[Data records]:
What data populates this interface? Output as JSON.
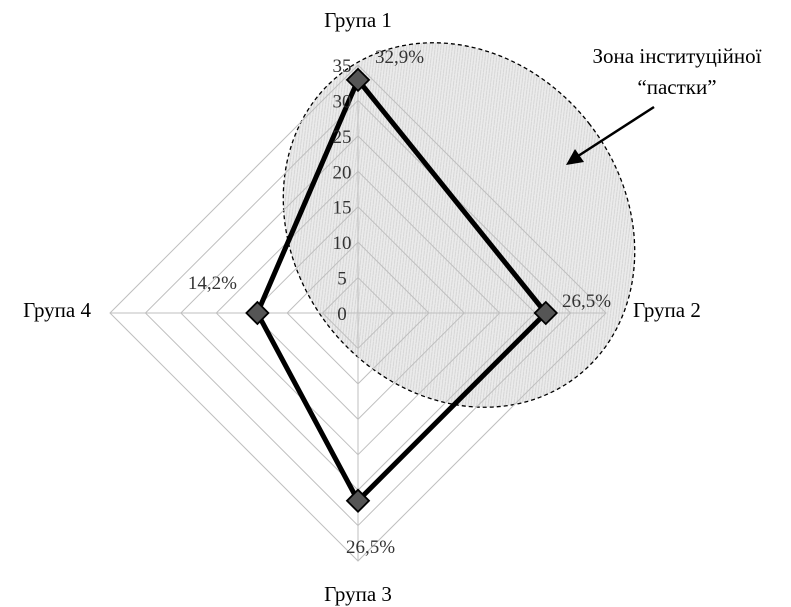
{
  "chart_data": {
    "type": "radar",
    "categories": [
      "Група 1",
      "Група 2",
      "Група 3",
      "Група 4"
    ],
    "series": [
      {
        "values": [
          32.9,
          26.5,
          26.5,
          14.2
        ]
      }
    ],
    "data_labels": [
      "32,9%",
      "26,5%",
      "26,5%",
      "14,2%"
    ],
    "radial_axis": {
      "min": 0,
      "max": 35,
      "step": 5,
      "tick_labels": [
        "0",
        "5",
        "10",
        "15",
        "20",
        "25",
        "30",
        "35"
      ]
    },
    "grid": true,
    "annotation": {
      "text_lines": [
        "Зона інституційної",
        "“пастки”"
      ]
    },
    "colors": {
      "series_line": "#000000",
      "marker_fill": "#555555",
      "grid": "#bfbfbf",
      "zone_fill": "#ebebeb"
    }
  }
}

[Exercise prompt]: Extract all the data above exactly, excluding every picture.

[Answer to the task]:
What data populates this interface? Output as JSON.
{
  "chart_data": {
    "type": "radar",
    "categories": [
      "Група 1",
      "Група 2",
      "Група 3",
      "Група 4"
    ],
    "series": [
      {
        "values": [
          32.9,
          26.5,
          26.5,
          14.2
        ]
      }
    ],
    "data_labels": [
      "32,9%",
      "26,5%",
      "26,5%",
      "14,2%"
    ],
    "radial_axis": {
      "min": 0,
      "max": 35,
      "step": 5,
      "tick_labels": [
        "0",
        "5",
        "10",
        "15",
        "20",
        "25",
        "30",
        "35"
      ]
    },
    "grid": true,
    "annotation": {
      "text_lines": [
        "Зона інституційної",
        "“пастки”"
      ]
    },
    "colors": {
      "series_line": "#000000",
      "marker_fill": "#555555",
      "grid": "#bfbfbf",
      "zone_fill": "#ebebeb"
    }
  }
}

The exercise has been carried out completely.